▶ **Aufgabe**:
Setze das Interview über die Arbeit als Schauspieler im Anschluss an seinen letzten Satz fort.

--- Vorliegender Text ---

Nach deinem Engagement am Maxim Gorki warst du als freier Schauspieler tätig. Betrachtest du diese Zeit als eine Art zweite Schule?
Sagen wir es so: Ich habe mich erst dann wirklich angefangen, mit diesem Beruf auseinanderzusetzen. Mich zu fragen: Will ich dieses oder jenes Projekt machen? Und weshalb? Wenn man von einem festen Engagement zum anderen geht, muss man sich nicht so stark mit Lebensrealitäten auseinandersetzen wie als freier Schauspieler. Ich habe gelernt, damit umzugehen, nicht immer zu wissen, was als nächstes kommt. Oder ob ich wieder aufs Arbeitsamt muss. Es war wichtig, das für mich zu kapieren und diese Angst zu verlieren.
Nun bist du wieder in einem festen Engagement. Du bist sogar der dienstälteste Schauspieler des Neumarkt-Ensembles, wenn ich so sagen darf. Wie viel Freiraum gibt es, was die Stück- oder Rollenauswahl betrifft?
Eher weniger. Natürlich kann man als Ensemble Vorschläge machen, auch was die Regisseure angeht. Zum Teil hat das auch geklappt. Man merkt, dass sich Rafael und Barbara Leute ausgesucht haben, die ähnliches wollen. Wir tauschen uns alle rege aus.
Du spielst in «Die Jüdin von Toledo», einer Adaption eines historischen Romans von Lion Feuchtwanger, kurz vor Weihnachten wirst du in «Die Banditen» nach der Opéra-Bouffe von Jacques Offenbach zu sehen sein, und vor kurzem habt ihr euch zusammen mit Barbara Weber dem Klassiker «Who’s Afraid of Virginia Woolf» von Edward Albee angenähert. Das sind alles Bearbeitungen oder Projektentwicklungen. Gefällt dir diese Art von Arbeit?
Ich habe zwar einmal gedacht, ich müsse auch mal in einem Klassiker spielen, weil man das halt so macht. Aber schlussendlich liegen mir Projektentwicklungen viel mehr, ja. Ich kann mich stärker einbringen und kann improvisieren, weil ich diesen Raum bekomme, um auszuprobieren und angstfrei peinlich zu sein. Klassiker interessieren mich höchstens, wenn man versucht, sie aufzubrechen. Denn die Sprache alleine regt mich nicht sonderlich an. Sie kommt sehr schnell an Grenzen. Wir haben so und so viele Wörter zur Verfügung, und damit beschreiben wir alles. Theater aber kann Grenzen aufreissen – mit Musik, mit Licht – und hat viel mehr Ausdrucksmöglichkeiten. Ein interessanter Punkt bei «Die Banditen», der Operette von Offenbach, war die Frage, was es braucht, damit man zu singen beginnt. Wir mussten an den Punkt kommen, wo wir sagten: Wir kommen mit Sprache allein nicht weiter; wir müssen singen. Was nach der Sprache passiert, interessiert mich viel mehr als die Sprache an sich. Ein Schauspieler, der gut artikuliert, gut reden kann und mir etwas einfach nur erzählt? Da lese ich lieber ein Buch und habe eine grös-sere Fantasie. Oder auch bei dem «Virginia Woolf»-Projekt jetzt. Katarina Romana Schröter und ich spielen ein drittes Paar, das im Original von Edward Albee gar nicht vorkommt. Die Szenen mussten komplett neu erfunden werden.

--- Extrahierte Daten ---

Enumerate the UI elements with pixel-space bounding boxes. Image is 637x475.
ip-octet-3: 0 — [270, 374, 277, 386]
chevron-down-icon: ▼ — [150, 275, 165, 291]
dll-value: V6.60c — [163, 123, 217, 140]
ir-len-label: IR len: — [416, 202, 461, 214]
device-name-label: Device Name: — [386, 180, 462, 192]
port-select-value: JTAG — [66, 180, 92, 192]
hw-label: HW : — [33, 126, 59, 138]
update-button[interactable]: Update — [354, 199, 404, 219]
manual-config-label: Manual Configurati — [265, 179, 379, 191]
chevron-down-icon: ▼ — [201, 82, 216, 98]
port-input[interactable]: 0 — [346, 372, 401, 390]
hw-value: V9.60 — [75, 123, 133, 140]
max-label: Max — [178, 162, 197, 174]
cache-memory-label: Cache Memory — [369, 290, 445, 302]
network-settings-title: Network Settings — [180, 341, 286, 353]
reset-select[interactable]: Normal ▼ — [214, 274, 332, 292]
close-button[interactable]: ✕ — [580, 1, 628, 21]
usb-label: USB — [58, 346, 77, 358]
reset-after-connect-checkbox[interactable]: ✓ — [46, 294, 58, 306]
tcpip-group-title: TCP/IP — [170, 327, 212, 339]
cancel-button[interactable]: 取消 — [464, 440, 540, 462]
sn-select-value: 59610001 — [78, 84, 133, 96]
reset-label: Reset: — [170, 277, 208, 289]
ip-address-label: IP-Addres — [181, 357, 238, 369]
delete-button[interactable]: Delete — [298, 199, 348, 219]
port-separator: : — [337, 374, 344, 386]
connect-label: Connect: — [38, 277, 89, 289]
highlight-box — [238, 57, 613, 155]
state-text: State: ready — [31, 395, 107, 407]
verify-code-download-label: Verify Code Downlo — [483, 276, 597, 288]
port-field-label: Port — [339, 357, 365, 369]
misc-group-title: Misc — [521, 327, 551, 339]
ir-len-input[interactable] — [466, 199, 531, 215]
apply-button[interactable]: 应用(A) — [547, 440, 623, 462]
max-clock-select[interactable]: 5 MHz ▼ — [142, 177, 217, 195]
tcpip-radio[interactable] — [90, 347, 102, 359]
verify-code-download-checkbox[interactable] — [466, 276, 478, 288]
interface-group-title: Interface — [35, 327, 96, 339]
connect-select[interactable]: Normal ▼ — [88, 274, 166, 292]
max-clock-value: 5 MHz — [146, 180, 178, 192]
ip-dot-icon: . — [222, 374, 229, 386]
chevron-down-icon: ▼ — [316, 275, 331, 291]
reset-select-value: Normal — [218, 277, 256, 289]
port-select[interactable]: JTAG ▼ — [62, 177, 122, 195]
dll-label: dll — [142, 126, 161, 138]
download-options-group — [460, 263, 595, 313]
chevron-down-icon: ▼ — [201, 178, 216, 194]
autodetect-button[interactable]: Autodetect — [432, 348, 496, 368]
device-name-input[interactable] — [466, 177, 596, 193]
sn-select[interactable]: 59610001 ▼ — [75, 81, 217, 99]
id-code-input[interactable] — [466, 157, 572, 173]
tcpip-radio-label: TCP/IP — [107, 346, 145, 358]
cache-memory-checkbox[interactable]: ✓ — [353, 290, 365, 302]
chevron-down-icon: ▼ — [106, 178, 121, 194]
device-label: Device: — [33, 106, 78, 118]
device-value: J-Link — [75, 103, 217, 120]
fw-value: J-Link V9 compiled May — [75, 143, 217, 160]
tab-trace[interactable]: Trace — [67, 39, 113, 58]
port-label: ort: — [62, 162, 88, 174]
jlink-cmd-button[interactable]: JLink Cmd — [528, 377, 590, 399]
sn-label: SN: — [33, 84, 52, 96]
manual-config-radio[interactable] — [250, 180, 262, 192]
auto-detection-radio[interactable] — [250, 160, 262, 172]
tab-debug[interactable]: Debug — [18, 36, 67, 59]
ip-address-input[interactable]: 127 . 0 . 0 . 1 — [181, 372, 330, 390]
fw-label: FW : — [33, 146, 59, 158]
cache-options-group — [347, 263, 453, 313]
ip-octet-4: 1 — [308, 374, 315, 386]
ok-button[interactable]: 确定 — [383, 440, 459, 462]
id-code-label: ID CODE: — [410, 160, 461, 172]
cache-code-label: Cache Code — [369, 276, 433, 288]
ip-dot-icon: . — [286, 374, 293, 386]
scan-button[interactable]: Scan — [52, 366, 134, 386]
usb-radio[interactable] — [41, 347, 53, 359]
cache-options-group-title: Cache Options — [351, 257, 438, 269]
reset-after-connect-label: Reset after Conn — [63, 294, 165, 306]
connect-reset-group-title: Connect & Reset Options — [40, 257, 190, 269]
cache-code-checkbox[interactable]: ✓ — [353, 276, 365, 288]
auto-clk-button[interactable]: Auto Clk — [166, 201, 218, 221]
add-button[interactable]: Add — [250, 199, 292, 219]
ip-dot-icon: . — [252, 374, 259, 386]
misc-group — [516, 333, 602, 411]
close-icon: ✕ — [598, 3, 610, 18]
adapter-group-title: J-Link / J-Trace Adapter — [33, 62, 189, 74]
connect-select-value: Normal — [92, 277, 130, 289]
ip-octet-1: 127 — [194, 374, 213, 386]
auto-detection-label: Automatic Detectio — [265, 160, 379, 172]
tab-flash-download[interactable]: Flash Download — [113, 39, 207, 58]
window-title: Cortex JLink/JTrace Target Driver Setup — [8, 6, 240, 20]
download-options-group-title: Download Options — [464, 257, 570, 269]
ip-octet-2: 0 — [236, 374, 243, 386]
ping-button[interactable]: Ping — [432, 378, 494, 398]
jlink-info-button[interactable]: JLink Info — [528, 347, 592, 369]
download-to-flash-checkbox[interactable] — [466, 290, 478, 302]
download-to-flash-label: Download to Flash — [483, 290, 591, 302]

---

▶ **Lösung**:
Beim Schreiben geht es für mich persönlich immer auch um einen Erkenntnisgewinn. Wie sieht das beim Spielen aus? Verändern dich deine Rollen? Lernst du mit jeder Rolle etwas über dich?
Ja. Das hat damit zu tun, dass man sich oft acht Wochen lang mit einem Thema oder einer Fragenstellung auseinandersetzt. Bei dem Projekt «Unsterblichkeit kann töten» von Christoph Schlingensief, einer Koproduktion mit dem Schauspielhaus Zürich, haben wir uns fünf Wochen mit Religion und Sterbenlernen auseinandergesetzt. Ich glaube, ich bin nicht zuletzt wegen dieser Auseinandersetzung vor zwei Monaten aus der Kirche ausgetreten. Das war ein Schritt, den ich auch vor zwei Jahren hätte machen können. Aber durch die Beschäftigung mit dem Thema wurde ich gezwungen, mich intensiver damit auseinanderzusetzen. Woran glaube ich? Wozu das Ganze? In diesem konkreten Fall habe ich nach der Probenarbeit eine persönliche Entscheidung getroffen.
Stellst du den Anspruch ans Theater, gesellschaftlich oder gar gesellschaftspolitisch wirksam zu sein?
Reine Unterhaltung ist auch in Ordnung; das kann Spass machen. Aber ich mag das Theater lieber unbequemer. Es sollte ein Ort sein, an dem man Fragen stellt. Ich übe meinen Beruf mit Leidenschaft aus. Nicht, weil ich es toll finde, mich auf der Bühne zu sehen. Es muss etwas dahinter sein. Man muss etwas erzählen und auch bewirken wollen. Wenn die Zuschauer wütend oder freudig oder aggressiv aus dem Raum gehen, hat man etwas erreicht, dann war Bewegung im Spiel. Ich mag es, mich mit einem Stoff auseinanderzusetzen. Und ich mag die Reibung – mit Menschen, mit dem Publikum und mit Themen.
Ein Theaterstück zu schreiben oder einen Roman, das sind zwei sehr unterschiedliche Dinge. Du nimmst immer wieder Rollen in Kino- und Fernsehfilmen an. Wie unterscheidet sich die Arbeit am Theater von Dreharbeiten?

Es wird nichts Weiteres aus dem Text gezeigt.